Listed records ->

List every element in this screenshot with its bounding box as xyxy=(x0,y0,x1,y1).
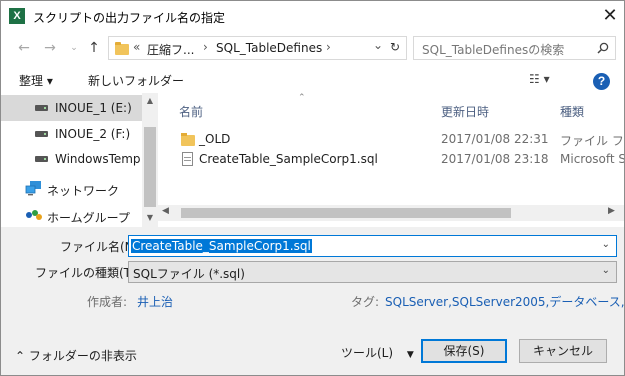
breadcrumb-item-current[interactable]: SQL_TableDefines xyxy=(216,41,322,55)
tags-label: タグ: xyxy=(351,295,380,309)
filetype-select[interactable]: SQLファイル (*.sql) ⌄ xyxy=(128,261,617,283)
sql-file-icon xyxy=(182,152,193,166)
file-row[interactable]: _OLD 2017/01/08 22:31 ファイル フォルダー xyxy=(173,129,624,151)
nav-item-network[interactable]: ネットワーク xyxy=(1,176,142,202)
search-input[interactable]: SQL_TableDefinesの検索 xyxy=(422,41,564,58)
search-box[interactable]: SQL_TableDefinesの検索 xyxy=(413,36,616,60)
save-options-panel: ファイル名(N): CreateTable_SampleCorp1.sql ⌄ … xyxy=(1,227,624,375)
folder-icon xyxy=(181,133,195,146)
nav-item-label: ネットワーク xyxy=(47,184,120,198)
title-bar: X スクリプトの出力ファイル名の指定 ✕ xyxy=(1,1,624,31)
horizontal-scrollbar-thumb[interactable] xyxy=(181,208,511,218)
nav-item-label: INOUE_2 (F:) xyxy=(55,127,131,141)
nav-item-label: INOUE_1 (E:) xyxy=(55,101,132,115)
file-date: 2017/01/08 23:18 xyxy=(441,152,549,166)
forward-arrow-icon[interactable]: → xyxy=(41,39,59,57)
filename-input[interactable]: CreateTable_SampleCorp1.sql xyxy=(131,239,312,253)
scroll-up-icon[interactable]: ▲ xyxy=(142,96,158,105)
nav-item-inoue1-drive[interactable]: INOUE_1 (E:) xyxy=(1,95,142,121)
nav-item-windowstemp-drive[interactable]: WindowsTemp ( xyxy=(1,146,149,172)
network-icon xyxy=(25,181,41,196)
chevron-down-icon[interactable]: ⌄ xyxy=(602,265,610,276)
drive-icon xyxy=(35,156,48,162)
file-name: _OLD xyxy=(199,132,231,146)
dropdown-arrow-icon: ▼ xyxy=(406,350,414,360)
organize-menu[interactable]: 整理 ▾ xyxy=(19,72,53,89)
filetype-label: ファイルの種類(T): xyxy=(35,266,140,280)
nav-item-inoue2-drive[interactable]: INOUE_2 (F:) xyxy=(1,121,142,147)
cancel-button[interactable]: キャンセル xyxy=(519,339,607,363)
column-header-date[interactable]: 更新日時 xyxy=(441,103,489,120)
filetype-value: SQLファイル (*.sql) xyxy=(133,267,245,281)
breadcrumb-separator[interactable]: › xyxy=(326,40,331,54)
address-bar[interactable]: « 圧縮フ... › SQL_TableDefines › ⌄ ↻ xyxy=(108,36,407,60)
breadcrumb-separator[interactable]: › xyxy=(203,40,208,54)
help-icon[interactable]: ? xyxy=(593,73,610,90)
window-title: スクリプトの出力ファイル名の指定 xyxy=(33,11,226,25)
nav-scrollbar-thumb[interactable] xyxy=(144,127,156,207)
up-arrow-icon[interactable]: ↑ xyxy=(85,39,103,57)
filename-field[interactable]: CreateTable_SampleCorp1.sql ⌄ xyxy=(128,235,617,257)
chevron-down-icon[interactable]: ⌄ xyxy=(602,239,610,250)
refresh-icon[interactable]: ↻ xyxy=(390,40,400,54)
drive-icon xyxy=(35,131,48,137)
chevron-up-icon: ⌃ xyxy=(15,349,26,363)
file-row[interactable]: CreateTable_SampleCorp1.sql 2017/01/08 2… xyxy=(173,149,624,171)
save-button[interactable]: 保存(S) xyxy=(421,339,507,363)
scroll-right-icon[interactable]: ▶ xyxy=(608,206,615,216)
tools-label: ツール(L) xyxy=(341,346,394,360)
nav-item-label: ホームグループ xyxy=(47,211,130,225)
close-icon[interactable]: ✕ xyxy=(597,3,623,29)
file-type: Microsoft SQL xyxy=(560,152,624,166)
file-type: ファイル フォルダー xyxy=(560,134,624,148)
column-header-type[interactable]: 種類 xyxy=(560,103,584,120)
hide-folders-toggle[interactable]: ⌃ フォルダーの非表示 xyxy=(15,347,137,364)
breadcrumb-overflow[interactable]: « xyxy=(133,40,140,54)
excel-app-icon: X xyxy=(9,8,25,24)
hide-folders-label: フォルダーの非表示 xyxy=(28,349,137,363)
sort-ascending-icon: ⌃ xyxy=(298,93,306,103)
back-arrow-icon[interactable]: ← xyxy=(15,39,33,57)
save-file-dialog: X スクリプトの出力ファイル名の指定 ✕ ← → ⌄ ↑ « 圧縮フ... › … xyxy=(0,0,625,376)
scroll-down-icon[interactable]: ▼ xyxy=(142,213,158,222)
tags-value[interactable]: SQLServer,SQLServer2005,データベース,テーブ... xyxy=(385,293,624,310)
new-folder-button[interactable]: 新しいフォルダー xyxy=(88,72,184,89)
search-icon[interactable] xyxy=(597,42,609,54)
homegroup-icon xyxy=(26,210,42,220)
nav-item-label: WindowsTemp ( xyxy=(55,152,150,166)
drive-icon xyxy=(35,105,48,111)
scroll-left-icon[interactable]: ◀ xyxy=(162,206,169,216)
view-options-icon[interactable]: ☷ ▾ xyxy=(529,72,550,86)
recent-locations-chevron-icon[interactable]: ⌄ xyxy=(65,39,83,57)
breadcrumb-item[interactable]: 圧縮フ... xyxy=(147,41,194,58)
address-dropdown-icon[interactable]: ⌄ xyxy=(373,38,383,52)
column-header-name[interactable]: 名前 xyxy=(179,103,203,120)
author-value[interactable]: 井上治 xyxy=(137,293,173,310)
tools-menu[interactable]: ツール(L) ▼ xyxy=(341,344,414,361)
navigation-pane: INOUE_1 (E:) INOUE_2 (F:) WindowsTemp ( … xyxy=(1,93,158,227)
file-date: 2017/01/08 22:31 xyxy=(441,132,549,146)
file-name: CreateTable_SampleCorp1.sql xyxy=(199,152,378,166)
folder-icon xyxy=(115,42,129,55)
nav-item-homegroup[interactable]: ホームグループ xyxy=(1,203,142,229)
author-label: 作成者: xyxy=(87,295,128,309)
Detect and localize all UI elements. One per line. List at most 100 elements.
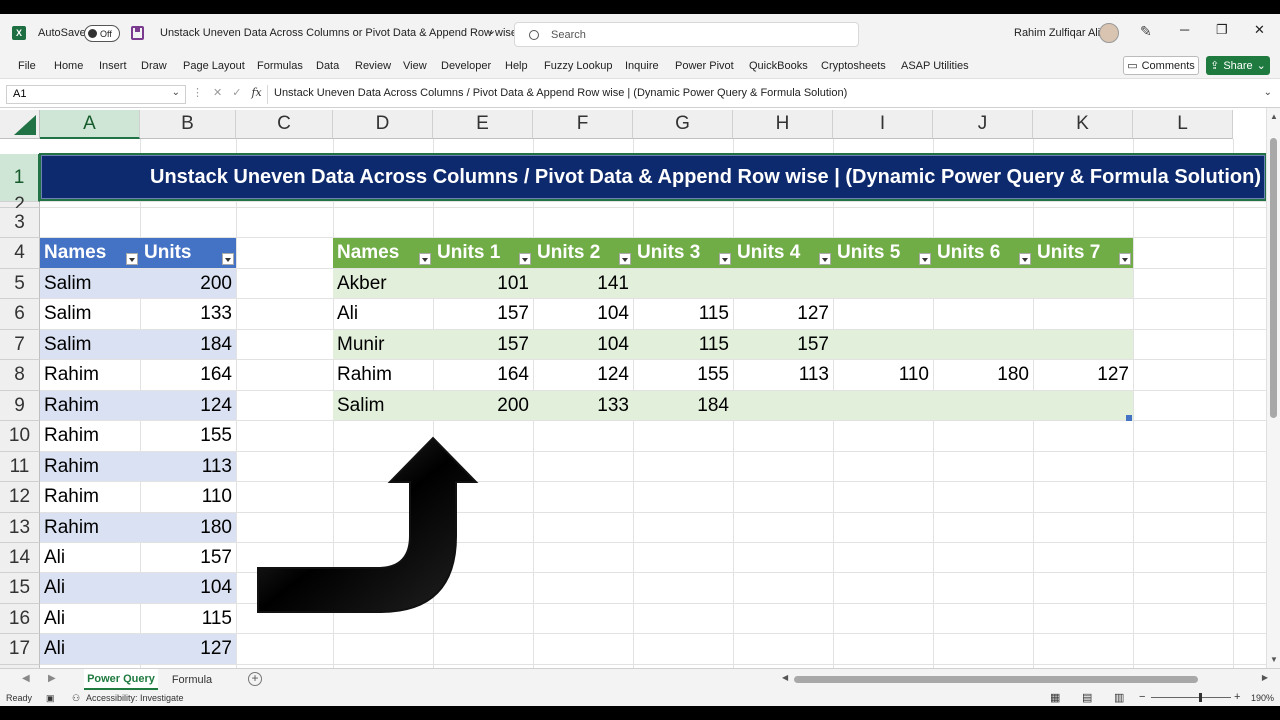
result-units-cell[interactable]	[1033, 391, 1133, 420]
column-header-a[interactable]: A	[40, 110, 140, 139]
row-header-8[interactable]: 8	[0, 360, 40, 391]
result-units-cell[interactable]: 164	[433, 360, 533, 390]
result-units-cell[interactable]	[933, 391, 1033, 420]
menu-page-layout[interactable]: Page Layout	[183, 60, 245, 72]
normal-view-icon[interactable]: ▦	[1050, 691, 1060, 704]
avatar[interactable]	[1099, 23, 1119, 43]
filter-dropdown-icon[interactable]	[919, 253, 931, 265]
row-header-3[interactable]: 3	[0, 208, 40, 238]
insert-function-icon[interactable]: fx	[251, 86, 261, 99]
tab-formula[interactable]: Formula	[162, 669, 222, 690]
result-name-cell[interactable]: Salim	[333, 391, 433, 420]
result-units-cell[interactable]: 104	[533, 330, 633, 359]
column-header-d[interactable]: D	[333, 110, 433, 139]
result-header-units-4[interactable]: Units 4	[733, 238, 833, 268]
source-name-cell[interactable]: Salim	[40, 330, 140, 359]
column-header-b[interactable]: B	[140, 110, 236, 139]
result-header-names[interactable]: Names	[333, 238, 433, 268]
row-header-9[interactable]: 9	[0, 391, 40, 421]
row-header-5[interactable]: 5	[0, 269, 40, 299]
result-units-cell[interactable]: 133	[533, 391, 633, 420]
result-header-units-6[interactable]: Units 6	[933, 238, 1033, 268]
scroll-thumb[interactable]	[1270, 138, 1277, 418]
column-header-k[interactable]: K	[1033, 110, 1133, 139]
zoom-slider[interactable]	[1151, 693, 1231, 702]
select-all-button[interactable]	[0, 110, 40, 139]
result-units-cell[interactable]	[933, 330, 1033, 359]
source-name-cell[interactable]: Rahim	[40, 421, 140, 451]
source-units-cell[interactable]: 110	[140, 482, 236, 512]
result-units-cell[interactable]: 101	[433, 269, 533, 298]
result-units-cell[interactable]: 141	[533, 269, 633, 298]
source-name-cell[interactable]: Ali	[40, 604, 140, 633]
source-units-cell[interactable]: 184	[140, 330, 236, 359]
filter-dropdown-icon[interactable]	[719, 253, 731, 265]
share-button[interactable]: ⇪ Share ⌄	[1206, 56, 1270, 75]
source-name-cell[interactable]: Rahim	[40, 360, 140, 390]
result-units-cell[interactable]	[933, 269, 1033, 298]
source-header-units[interactable]: Units	[140, 238, 236, 268]
scroll-left-icon[interactable]: ◀	[782, 673, 788, 682]
result-units-cell[interactable]: 157	[433, 330, 533, 359]
tab-power-query[interactable]: Power Query	[84, 669, 158, 690]
row-header-16[interactable]: 16	[0, 604, 40, 634]
zoom-slider-knob[interactable]	[1199, 693, 1202, 702]
result-header-units-2[interactable]: Units 2	[533, 238, 633, 268]
row-header-17[interactable]: 17	[0, 634, 40, 665]
menu-review[interactable]: Review	[355, 60, 391, 72]
title-banner-cell[interactable]: Unstack Uneven Data Across Columns / Piv…	[40, 154, 1266, 200]
filter-dropdown-icon[interactable]	[819, 253, 831, 265]
row-header-13[interactable]: 13	[0, 513, 40, 543]
row-header-7[interactable]: 7	[0, 330, 40, 360]
chevron-down-icon[interactable]: ⌄	[1264, 87, 1272, 98]
result-header-units-1[interactable]: Units 1	[433, 238, 533, 268]
result-units-cell[interactable]: 184	[633, 391, 733, 420]
result-units-cell[interactable]	[733, 269, 833, 298]
source-header-names[interactable]: Names	[40, 238, 140, 268]
save-icon[interactable]	[131, 26, 144, 40]
menu-developer[interactable]: Developer	[441, 60, 491, 72]
column-header-h[interactable]: H	[733, 110, 833, 139]
hscroll-thumb[interactable]	[794, 676, 1198, 683]
result-name-cell[interactable]: Munir	[333, 330, 433, 359]
menu-view[interactable]: View	[403, 60, 427, 72]
column-header-j[interactable]: J	[933, 110, 1033, 139]
scroll-right-icon[interactable]: ▶	[1262, 673, 1268, 682]
add-sheet-icon[interactable]: +	[248, 672, 262, 686]
file-name[interactable]: Unstack Uneven Data Across Columns or Pi…	[160, 27, 539, 39]
minimize-button[interactable]: ─	[1180, 22, 1189, 37]
menu-asap-utilities[interactable]: ASAP Utilities	[901, 60, 969, 72]
source-name-cell[interactable]: Rahim	[40, 513, 140, 542]
result-units-cell[interactable]: 113	[733, 360, 833, 390]
source-units-cell[interactable]: 133	[140, 299, 236, 329]
result-header-units-5[interactable]: Units 5	[833, 238, 933, 268]
source-units-cell[interactable]: 115	[140, 604, 236, 633]
result-units-cell[interactable]	[1033, 299, 1133, 329]
column-header-e[interactable]: E	[433, 110, 533, 139]
result-name-cell[interactable]: Ali	[333, 299, 433, 329]
horizontal-scrollbar[interactable]: ◀ ▶	[782, 673, 1268, 686]
result-units-cell[interactable]: 115	[633, 330, 733, 359]
result-units-cell[interactable]	[933, 299, 1033, 329]
result-units-cell[interactable]	[833, 269, 933, 298]
zoom-out-icon[interactable]: −	[1139, 691, 1145, 703]
column-header-l[interactable]: L	[1133, 110, 1233, 139]
filter-dropdown-icon[interactable]	[1019, 253, 1031, 265]
zoom-level[interactable]: 190%	[1251, 693, 1274, 703]
menu-quickbooks[interactable]: QuickBooks	[749, 60, 808, 72]
row-header-4[interactable]: 4	[0, 238, 40, 269]
menu-fuzzy-lookup[interactable]: Fuzzy Lookup	[544, 60, 612, 72]
source-name-cell[interactable]: Rahim	[40, 391, 140, 420]
name-box[interactable]: A1 ⌄	[6, 85, 186, 104]
source-units-cell[interactable]: 113	[140, 452, 236, 481]
menu-draw[interactable]: Draw	[141, 60, 167, 72]
result-units-cell[interactable]: 200	[433, 391, 533, 420]
source-units-cell[interactable]: 124	[140, 391, 236, 420]
menu-cryptosheets[interactable]: Cryptosheets	[821, 60, 886, 72]
autosave-toggle[interactable]: Off	[84, 25, 120, 42]
menu-formulas[interactable]: Formulas	[257, 60, 303, 72]
column-header-f[interactable]: F	[533, 110, 633, 139]
formula-input[interactable]: Unstack Uneven Data Across Columns / Piv…	[267, 85, 1272, 104]
search-box[interactable]: Search	[514, 22, 859, 47]
restore-button[interactable]: ❐	[1216, 22, 1228, 38]
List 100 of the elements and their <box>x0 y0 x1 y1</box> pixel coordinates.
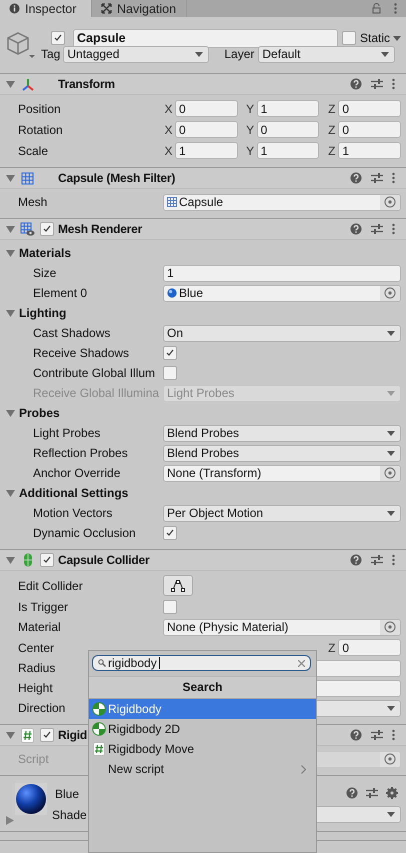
section-label[interactable]: Materials <box>19 246 72 260</box>
section-label[interactable]: Probes <box>19 406 60 420</box>
number-field[interactable]: 1 <box>163 264 401 282</box>
object-field[interactable]: Blue <box>163 284 401 302</box>
enabled-checkbox[interactable] <box>40 222 54 236</box>
field-label: Script <box>18 752 49 766</box>
number-field[interactable]: 0 <box>338 639 401 656</box>
enabled-checkbox[interactable] <box>40 728 54 742</box>
number-field[interactable]: 0 <box>175 100 238 117</box>
foldout-arrow-icon[interactable] <box>6 308 15 318</box>
number-field[interactable]: 0 <box>175 121 238 138</box>
field-label: Scale <box>18 144 48 158</box>
dropdown[interactable]: On <box>163 324 401 342</box>
caret-icon <box>387 390 395 396</box>
component-header[interactable]: Mesh Renderer <box>0 219 406 240</box>
foldout-arrow-icon[interactable] <box>6 80 15 88</box>
popup-item[interactable]: Rigidbody <box>89 699 316 719</box>
foldout-arrow-icon[interactable] <box>6 556 15 564</box>
more-icon[interactable] <box>392 554 395 566</box>
target-icon[interactable] <box>380 466 400 480</box>
popup-item[interactable]: New script <box>89 759 316 779</box>
sliders-icon[interactable] <box>371 223 383 235</box>
more-icon[interactable] <box>392 172 395 184</box>
help-icon[interactable] <box>350 223 362 235</box>
caret-icon[interactable] <box>393 36 402 40</box>
object-field[interactable]: None (Transform) <box>163 464 401 482</box>
checkbox[interactable] <box>163 346 177 360</box>
foldout-arrow-icon[interactable] <box>6 408 15 418</box>
tag-label: Tag <box>41 47 60 61</box>
script-icon <box>21 728 34 742</box>
crossed-arrows-icon <box>101 3 112 14</box>
object-field[interactable]: Capsule <box>163 194 401 210</box>
field-label: Motion Vectors <box>33 506 112 520</box>
dropdown[interactable]: Per Object Motion <box>163 504 401 522</box>
axis-label: Y <box>245 122 256 136</box>
number-field[interactable]: 1 <box>256 142 320 159</box>
tab[interactable]: Inspector <box>0 0 92 17</box>
target-icon[interactable] <box>380 620 400 634</box>
sliders-icon[interactable] <box>371 78 383 90</box>
more-icon[interactable] <box>392 223 395 235</box>
grid-icon <box>21 172 34 184</box>
number-field[interactable]: 1 <box>256 100 320 117</box>
sliders-icon[interactable] <box>366 787 378 799</box>
more-icon[interactable] <box>394 3 397 14</box>
help-icon[interactable] <box>350 78 362 90</box>
tag-dropdown[interactable]: Untagged <box>63 46 210 62</box>
foldout-arrow-icon[interactable] <box>6 224 15 234</box>
field-label: Contribute Global Illum <box>33 366 156 380</box>
static-checkbox[interactable] <box>342 31 356 45</box>
more-icon[interactable] <box>392 78 395 90</box>
object-field[interactable]: None (Physic Material) <box>163 618 401 636</box>
sliders-icon[interactable] <box>371 729 383 741</box>
number-field[interactable]: 1 <box>175 142 238 159</box>
number-field[interactable]: 0 <box>256 121 320 138</box>
sliders-icon[interactable] <box>371 172 383 184</box>
caret-icon <box>387 430 395 436</box>
enabled-checkbox[interactable] <box>40 553 54 567</box>
number-field[interactable]: 0 <box>338 121 401 138</box>
section-label[interactable]: Additional Settings <box>19 486 128 500</box>
foldout-arrow-icon[interactable] <box>6 248 15 258</box>
popup-header: Search <box>89 676 316 699</box>
foldout-arrow-icon[interactable] <box>6 730 15 740</box>
clear-icon[interactable] <box>298 660 305 666</box>
target-icon[interactable] <box>380 194 400 210</box>
layer-dropdown[interactable]: Default <box>258 46 396 62</box>
checkbox[interactable] <box>163 600 177 614</box>
section-label[interactable]: Lighting <box>19 306 66 320</box>
foldout-arrow-icon[interactable] <box>6 816 14 825</box>
lock-icon[interactable] <box>372 3 381 14</box>
active-checkbox[interactable] <box>51 31 65 45</box>
search-field[interactable]: rigidbody <box>92 655 311 671</box>
help-icon[interactable] <box>350 554 362 566</box>
help-icon[interactable] <box>350 172 362 184</box>
caret-icon <box>381 52 390 56</box>
target-icon[interactable] <box>380 286 400 300</box>
foldout-arrow-icon[interactable] <box>6 488 15 498</box>
sliders-icon[interactable] <box>371 554 383 566</box>
popup-item[interactable]: Rigidbody 2D <box>89 719 316 739</box>
dropdown[interactable]: Blend Probes <box>163 444 401 462</box>
name-field[interactable]: Capsule <box>73 28 338 48</box>
axes-icon <box>20 78 34 90</box>
number-field[interactable]: 1 <box>338 142 401 159</box>
field-label: Direction <box>18 701 66 715</box>
number-field[interactable]: 0 <box>338 100 401 117</box>
popup-item[interactable]: Rigidbody Move <box>89 739 316 759</box>
component-header[interactable]: Capsule Collider <box>0 550 406 571</box>
component-title: Rigid <box>58 728 87 742</box>
more-icon[interactable] <box>392 729 395 741</box>
layer-label: Layer <box>224 47 254 61</box>
foldout-arrow-icon[interactable] <box>6 174 15 182</box>
help-icon[interactable] <box>346 787 358 799</box>
checkbox[interactable] <box>163 526 177 540</box>
settings-icon[interactable] <box>386 787 398 799</box>
dropdown[interactable]: Blend Probes <box>163 424 401 442</box>
cube-icon[interactable] <box>5 31 35 59</box>
edit-collider-button[interactable] <box>163 575 193 596</box>
tab[interactable]: Navigation <box>92 0 188 17</box>
help-icon[interactable] <box>350 729 362 741</box>
checkbox[interactable] <box>163 366 177 380</box>
field-label: Receive Global Illumina <box>33 386 160 400</box>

Work to be completed -> Can you copy every line of the material from the line containing "391, 1133, 420]" through the line containing "693, 1231, 702]", both included, reproducing each one character for character?

Complete response ->
result-units-cell[interactable]	[1033, 391, 1133, 420]
column-header-a[interactable]: A	[40, 110, 140, 139]
row-header-8[interactable]: 8	[0, 360, 40, 391]
result-units-cell[interactable]: 164	[433, 360, 533, 390]
result-units-cell[interactable]	[933, 391, 1033, 420]
menu-page-layout[interactable]: Page Layout	[183, 60, 245, 72]
normal-view-icon[interactable]: ▦	[1050, 691, 1060, 704]
avatar[interactable]	[1099, 23, 1119, 43]
filter-dropdown-icon[interactable]	[919, 253, 931, 265]
row-header-3[interactable]: 3	[0, 208, 40, 238]
insert-function-icon[interactable]: fx	[251, 86, 261, 99]
tab-formula[interactable]: Formula	[162, 669, 222, 690]
result-name-cell[interactable]: Salim	[333, 391, 433, 420]
result-units-cell[interactable]: 104	[533, 330, 633, 359]
column-header-d[interactable]: D	[333, 110, 433, 139]
result-header-units-4[interactable]: Units 4	[733, 238, 833, 268]
source-name-cell[interactable]: Salim	[40, 330, 140, 359]
column-header-b[interactable]: B	[140, 110, 236, 139]
result-header-names[interactable]: Names	[333, 238, 433, 268]
row-header-9[interactable]: 9	[0, 391, 40, 421]
row-header-5[interactable]: 5	[0, 269, 40, 299]
result-units-cell[interactable]: 133	[533, 391, 633, 420]
result-header-units-6[interactable]: Units 6	[933, 238, 1033, 268]
scroll-thumb[interactable]	[1270, 138, 1277, 418]
column-header-k[interactable]: K	[1033, 110, 1133, 139]
zoom-slider[interactable]	[1151, 693, 1231, 702]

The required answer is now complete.